TASK PROMPT:
Return each line of the listing that contains the string "يتبقى".
## Begin RAW DATA
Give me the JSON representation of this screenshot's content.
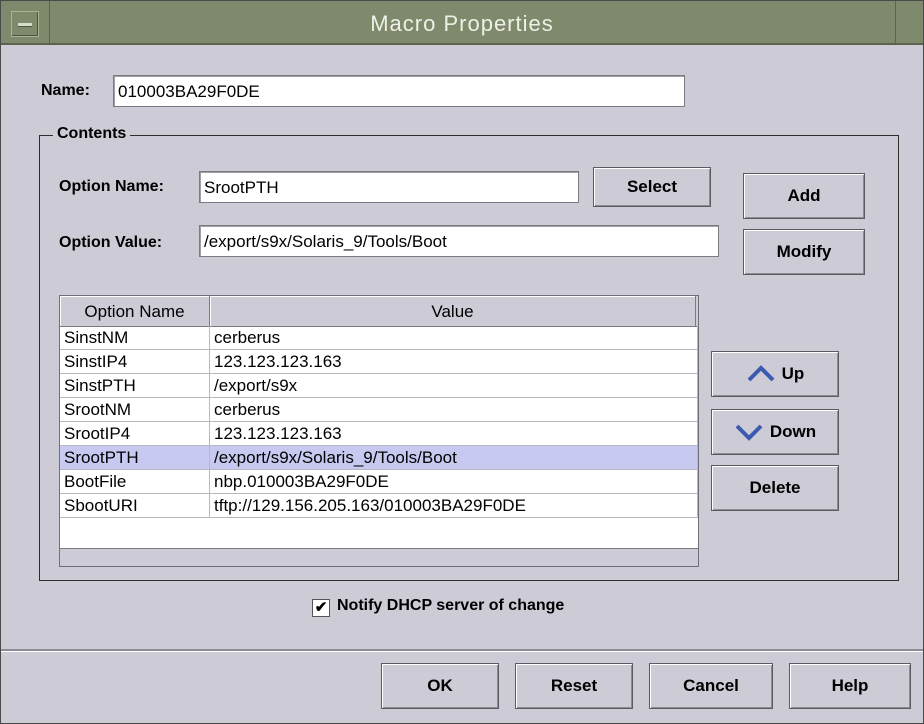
{
  "window": {
    "title": "Macro Properties"
  },
  "name_field": {
    "label": "Name:",
    "value": "010003BA29F0DE"
  },
  "contents": {
    "legend": "Contents",
    "option_name_label": "Option Name:",
    "option_name_value": "SrootPTH",
    "option_value_label": "Option Value:",
    "option_value_value": "/export/s9x/Solaris_9/Tools/Boot",
    "select_label": "Select",
    "add_label": "Add",
    "modify_label": "Modify",
    "up_label": "Up",
    "down_label": "Down",
    "delete_label": "Delete"
  },
  "table": {
    "columns": [
      "Option Name",
      "Value"
    ],
    "rows": [
      {
        "name": "SinstNM",
        "value": "cerberus"
      },
      {
        "name": "SinstIP4",
        "value": "123.123.123.163"
      },
      {
        "name": "SinstPTH",
        "value": "/export/s9x"
      },
      {
        "name": "SrootNM",
        "value": "cerberus"
      },
      {
        "name": "SrootIP4",
        "value": "123.123.123.163"
      },
      {
        "name": "SrootPTH",
        "value": "/export/s9x/Solaris_9/Tools/Boot"
      },
      {
        "name": "BootFile",
        "value": "nbp.010003BA29F0DE"
      },
      {
        "name": "SbootURI",
        "value": "tftp://129.156.205.163/010003BA29F0DE"
      }
    ],
    "selected_index": 5
  },
  "notify": {
    "label": "Notify DHCP server of change",
    "checked_mark": "✔"
  },
  "footer": {
    "ok": "OK",
    "reset": "Reset",
    "cancel": "Cancel",
    "help": "Help"
  },
  "colors": {
    "titlebar": "#7f8a6c",
    "selection": "#c8c9f0",
    "background": "#cccbd6"
  }
}
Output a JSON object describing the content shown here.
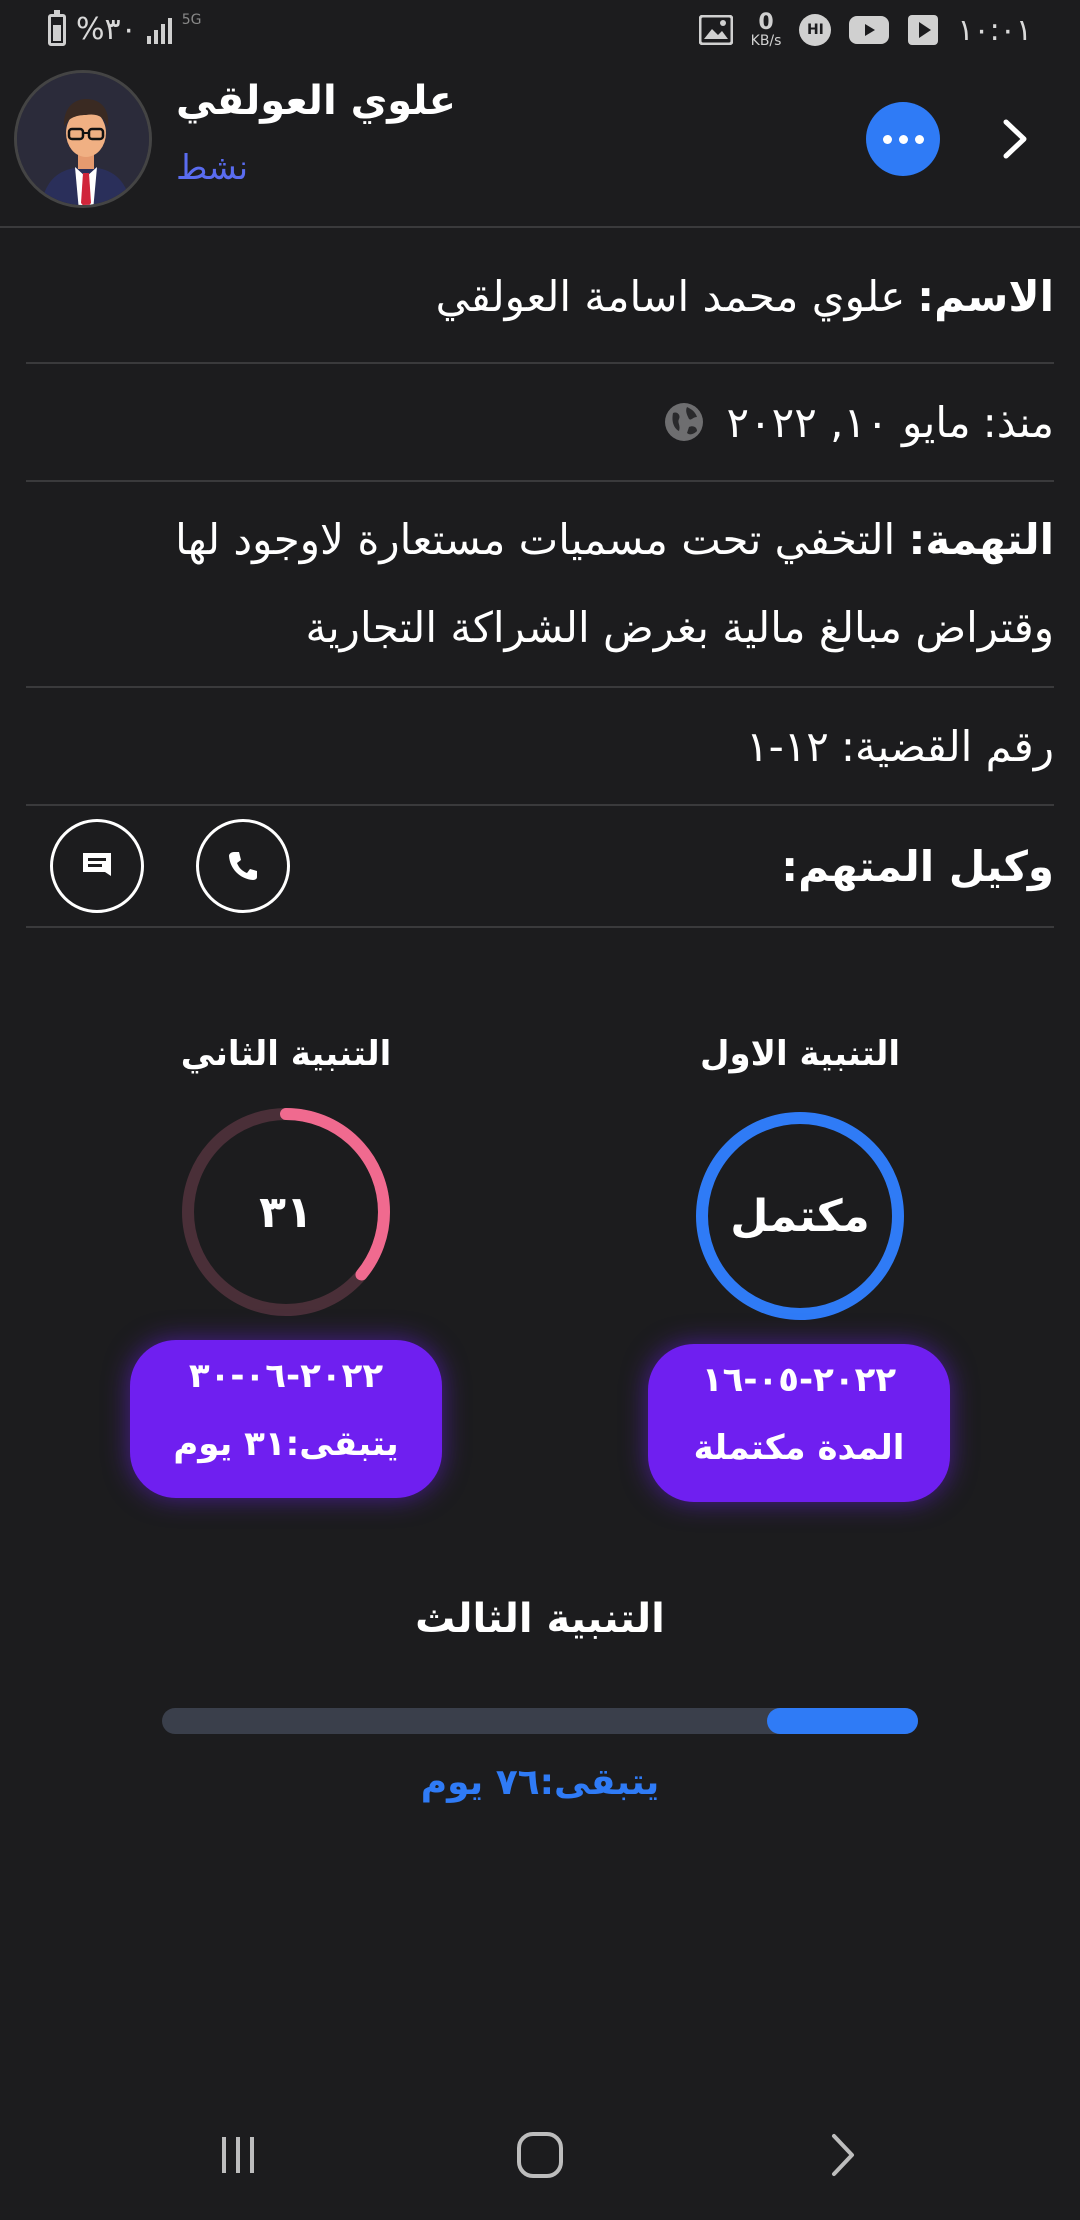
{
  "status_bar": {
    "battery_text": "%٣٠",
    "network_type": "5G",
    "net_speed_value": "0",
    "net_speed_unit": "KB/s",
    "hi_badge": "HI",
    "time": "١٠:٠١"
  },
  "header": {
    "contact_name": "علوي العولقي",
    "status": "نشط"
  },
  "info": {
    "name_label": "الاسم:",
    "name_value": "علوي محمد اسامة العولقي",
    "since_label": "منذ:",
    "since_value": "مايو ١٠, ٢٠٢٢",
    "charge_label": "التهمة:",
    "charge_value": "التخفي تحت مسميات مستعارة لاوجود لها وقتراض مبالغ مالية بغرض الشراكة التجارية",
    "case_label": "رقم القضية:",
    "case_value": "١٢-١",
    "agent_label": "وكيل المتهم:"
  },
  "warnings": {
    "first": {
      "title": "التنبية الاول",
      "ring_text": "مكتمل",
      "date": "٢٠٢٢-٠٥-١٦",
      "status_text": "المدة مكتملة",
      "progress": 1.0,
      "ring_color": "#2f7bf6"
    },
    "second": {
      "title": "التنبية الثاني",
      "ring_text": "٣١",
      "date": "٢٠٢٢-٠٦-٣٠",
      "remaining_text": "يتبقى:٣١ يوم",
      "progress": 0.36,
      "ring_color": "#f06a8f",
      "track_color": "#4a2f38"
    },
    "third": {
      "title": "التنبية الثالث",
      "remaining_text": "يتبقى:٧٦ يوم",
      "progress": 0.2,
      "bar_color": "#2f7bf6"
    }
  },
  "colors": {
    "background": "#1c1c1e",
    "accent_blue": "#2f7bf6",
    "card_purple": "#6f1ff0",
    "status_text": "#5a6cf0"
  },
  "icons": {
    "more": "more-horizontal-icon",
    "back": "chevron-right-icon",
    "globe": "globe-icon",
    "phone": "phone-icon",
    "message": "message-icon"
  }
}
## End RAW DATA
IN RESPONSE:
      "remaining_text": "يتبقى:٣١ يوم",
      "remaining_text": "يتبقى:٧٦ يوم",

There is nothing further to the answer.